**DIRECTIONS:** Every line of the material that holds "Arthroscopy" should be counted; give the number and nothing more.

**ENTRIES SUPPLIED:**
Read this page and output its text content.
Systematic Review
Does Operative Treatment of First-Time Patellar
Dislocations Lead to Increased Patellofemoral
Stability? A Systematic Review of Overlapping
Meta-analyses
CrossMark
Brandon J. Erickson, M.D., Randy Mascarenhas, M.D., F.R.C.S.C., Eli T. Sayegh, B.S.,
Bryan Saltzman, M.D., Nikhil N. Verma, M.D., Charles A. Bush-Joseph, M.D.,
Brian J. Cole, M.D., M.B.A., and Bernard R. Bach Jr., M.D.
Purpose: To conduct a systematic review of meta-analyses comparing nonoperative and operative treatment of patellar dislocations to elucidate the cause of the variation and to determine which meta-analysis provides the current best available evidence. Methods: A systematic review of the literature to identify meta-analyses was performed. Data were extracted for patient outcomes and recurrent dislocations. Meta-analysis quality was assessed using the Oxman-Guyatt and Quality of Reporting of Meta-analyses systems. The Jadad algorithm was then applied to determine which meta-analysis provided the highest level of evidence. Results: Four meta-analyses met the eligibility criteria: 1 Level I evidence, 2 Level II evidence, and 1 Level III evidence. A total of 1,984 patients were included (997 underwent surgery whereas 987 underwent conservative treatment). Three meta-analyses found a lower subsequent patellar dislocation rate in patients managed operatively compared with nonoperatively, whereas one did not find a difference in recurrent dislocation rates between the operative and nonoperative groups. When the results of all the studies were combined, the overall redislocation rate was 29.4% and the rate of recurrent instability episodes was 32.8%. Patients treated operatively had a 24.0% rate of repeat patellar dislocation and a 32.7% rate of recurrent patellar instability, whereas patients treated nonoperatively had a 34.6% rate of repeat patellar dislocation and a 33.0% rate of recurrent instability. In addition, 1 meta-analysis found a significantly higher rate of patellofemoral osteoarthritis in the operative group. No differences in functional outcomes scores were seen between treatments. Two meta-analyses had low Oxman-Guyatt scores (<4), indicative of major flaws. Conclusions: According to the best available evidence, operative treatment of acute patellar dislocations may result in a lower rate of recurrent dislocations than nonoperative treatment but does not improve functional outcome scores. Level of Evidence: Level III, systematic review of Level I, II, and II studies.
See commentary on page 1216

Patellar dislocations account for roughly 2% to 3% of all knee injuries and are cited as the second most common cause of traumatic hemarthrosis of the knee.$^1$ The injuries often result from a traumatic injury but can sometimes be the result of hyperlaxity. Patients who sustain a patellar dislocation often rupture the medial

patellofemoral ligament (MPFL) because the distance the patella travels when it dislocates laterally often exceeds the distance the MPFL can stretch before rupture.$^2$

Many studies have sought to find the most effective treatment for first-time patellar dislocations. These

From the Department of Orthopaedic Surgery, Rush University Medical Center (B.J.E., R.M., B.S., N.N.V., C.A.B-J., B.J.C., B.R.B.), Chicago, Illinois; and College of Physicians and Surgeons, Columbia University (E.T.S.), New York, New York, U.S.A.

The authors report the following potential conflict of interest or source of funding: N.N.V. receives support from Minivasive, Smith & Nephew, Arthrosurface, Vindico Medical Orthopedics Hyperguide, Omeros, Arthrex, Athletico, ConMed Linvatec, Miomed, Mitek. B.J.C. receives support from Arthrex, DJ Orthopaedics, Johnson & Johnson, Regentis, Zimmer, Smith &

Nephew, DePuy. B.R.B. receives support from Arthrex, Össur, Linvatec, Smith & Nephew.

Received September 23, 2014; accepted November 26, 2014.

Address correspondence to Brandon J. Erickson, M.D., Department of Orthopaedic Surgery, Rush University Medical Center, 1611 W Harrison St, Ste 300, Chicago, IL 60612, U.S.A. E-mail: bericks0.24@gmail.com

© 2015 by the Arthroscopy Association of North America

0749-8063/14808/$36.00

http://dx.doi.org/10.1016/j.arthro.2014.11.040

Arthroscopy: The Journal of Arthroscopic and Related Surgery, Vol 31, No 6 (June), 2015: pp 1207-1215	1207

**RESPONSE AREA:** 2